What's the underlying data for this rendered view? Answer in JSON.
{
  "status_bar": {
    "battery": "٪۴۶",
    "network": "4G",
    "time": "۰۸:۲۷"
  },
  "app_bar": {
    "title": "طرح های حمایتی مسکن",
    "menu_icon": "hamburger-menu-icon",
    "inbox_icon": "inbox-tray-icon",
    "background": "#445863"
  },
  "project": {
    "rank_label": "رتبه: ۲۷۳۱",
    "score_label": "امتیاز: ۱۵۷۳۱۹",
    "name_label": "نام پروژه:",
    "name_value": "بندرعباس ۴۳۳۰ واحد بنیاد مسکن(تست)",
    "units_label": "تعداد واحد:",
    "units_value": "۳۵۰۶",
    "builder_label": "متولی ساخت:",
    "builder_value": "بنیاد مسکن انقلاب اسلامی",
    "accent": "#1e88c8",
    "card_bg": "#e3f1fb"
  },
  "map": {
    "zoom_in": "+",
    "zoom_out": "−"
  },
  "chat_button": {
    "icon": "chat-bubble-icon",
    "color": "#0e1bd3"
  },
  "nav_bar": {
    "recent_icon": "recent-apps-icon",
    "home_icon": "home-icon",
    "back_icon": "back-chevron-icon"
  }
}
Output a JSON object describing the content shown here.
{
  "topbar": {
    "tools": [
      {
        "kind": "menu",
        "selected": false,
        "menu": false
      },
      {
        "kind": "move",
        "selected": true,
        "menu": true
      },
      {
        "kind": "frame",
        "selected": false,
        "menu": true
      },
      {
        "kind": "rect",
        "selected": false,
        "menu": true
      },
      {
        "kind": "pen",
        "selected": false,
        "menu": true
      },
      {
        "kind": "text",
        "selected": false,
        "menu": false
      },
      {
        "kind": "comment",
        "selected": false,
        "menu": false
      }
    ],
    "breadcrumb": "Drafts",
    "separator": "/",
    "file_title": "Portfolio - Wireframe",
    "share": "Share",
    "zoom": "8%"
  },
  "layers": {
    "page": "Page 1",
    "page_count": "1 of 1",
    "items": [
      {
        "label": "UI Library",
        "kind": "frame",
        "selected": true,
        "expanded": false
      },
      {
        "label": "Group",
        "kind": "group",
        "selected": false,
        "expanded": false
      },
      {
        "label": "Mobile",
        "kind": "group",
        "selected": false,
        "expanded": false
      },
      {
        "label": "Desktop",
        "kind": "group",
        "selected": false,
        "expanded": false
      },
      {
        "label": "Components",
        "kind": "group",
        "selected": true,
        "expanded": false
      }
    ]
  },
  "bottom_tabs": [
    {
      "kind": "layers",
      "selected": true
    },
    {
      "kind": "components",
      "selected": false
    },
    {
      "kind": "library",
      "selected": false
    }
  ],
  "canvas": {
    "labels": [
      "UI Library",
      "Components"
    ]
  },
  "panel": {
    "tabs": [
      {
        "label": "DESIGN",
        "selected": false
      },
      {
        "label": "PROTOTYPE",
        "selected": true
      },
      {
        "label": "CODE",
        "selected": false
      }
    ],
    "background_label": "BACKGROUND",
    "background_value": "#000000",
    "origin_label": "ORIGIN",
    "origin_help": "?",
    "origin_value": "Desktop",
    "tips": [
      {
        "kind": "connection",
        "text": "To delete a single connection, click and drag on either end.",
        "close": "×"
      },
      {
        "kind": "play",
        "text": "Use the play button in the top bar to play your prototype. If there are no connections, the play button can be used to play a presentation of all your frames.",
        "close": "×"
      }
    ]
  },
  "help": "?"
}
====
• _Stated problem_
Search the entries for the word "icon", then gather every line that has it.

• _The completed task_
    "menu_icon": "hamburger-menu-icon",
    "inbox_icon": "inbox-tray-icon",
    "icon": "chat-bubble-icon",
    "recent_icon": "recent-apps-icon",
    "home_icon": "home-icon",
    "back_icon": "back-chevron-icon"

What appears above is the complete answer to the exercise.